# Exercise inputs
####################
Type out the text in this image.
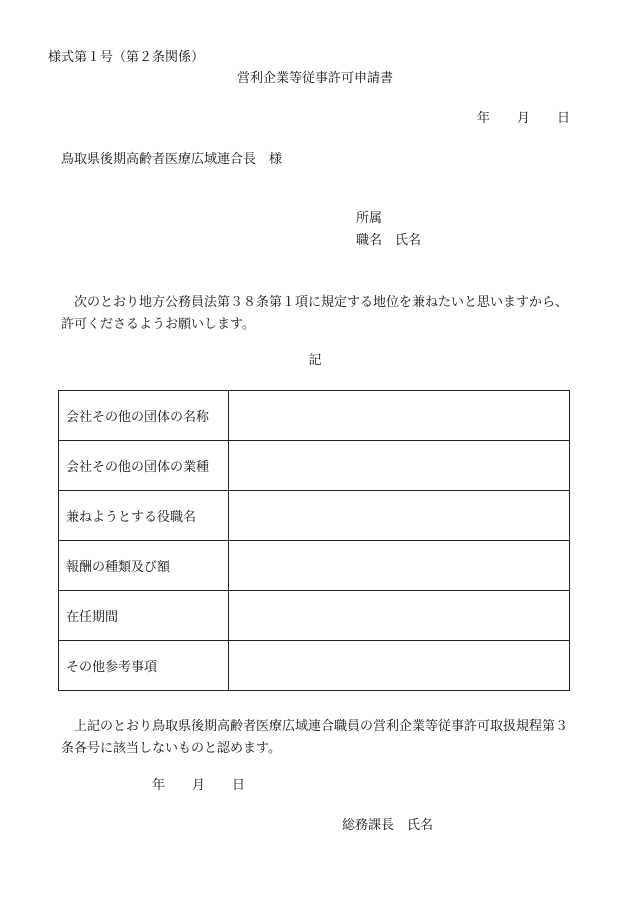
様式第１号（第２条関係）
営利企業等従事許可申請書
年 月 日
鳥取県後期高齢者医療広域連合長 様
所属
職名 氏名

次のとおり地方公務員法第３８条第１項に規定する地位を兼ねたいと思いますから、

許可くださるようお願いします。

記
会社その他の団体の名称	
会社その他の団体の業種	
兼ねようとする役職名	
報酬の種類及び額	
在任期間	
その他参考事項	

上記のとおり鳥取県後期高齢者医療広域連合職員の営利企業等従事許可取扱規程第３

条各号に該当しないものと認めます。

年 月 日
総務課長 氏名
####################
# Prompt
Print all entries exactly. The images do not belong in the copy.

# Written response
Type out the text in this image.
様式第１号（第２条関係）
営利企業等従事許可申請書
年 月 日
鳥取県後期高齢者医療広域連合長 様
所属
職名 氏名

次のとおり地方公務員法第３８条第１項に規定する地位を兼ねたいと思いますから、

許可くださるようお願いします。

記
会社その他の団体の名称	
会社その他の団体の業種	
兼ねようとする役職名	
報酬の種類及び額	
在任期間	
その他参考事項	

上記のとおり鳥取県後期高齢者医療広域連合職員の営利企業等従事許可取扱規程第３

条各号に該当しないものと認めます。

年 月 日
総務課長 氏名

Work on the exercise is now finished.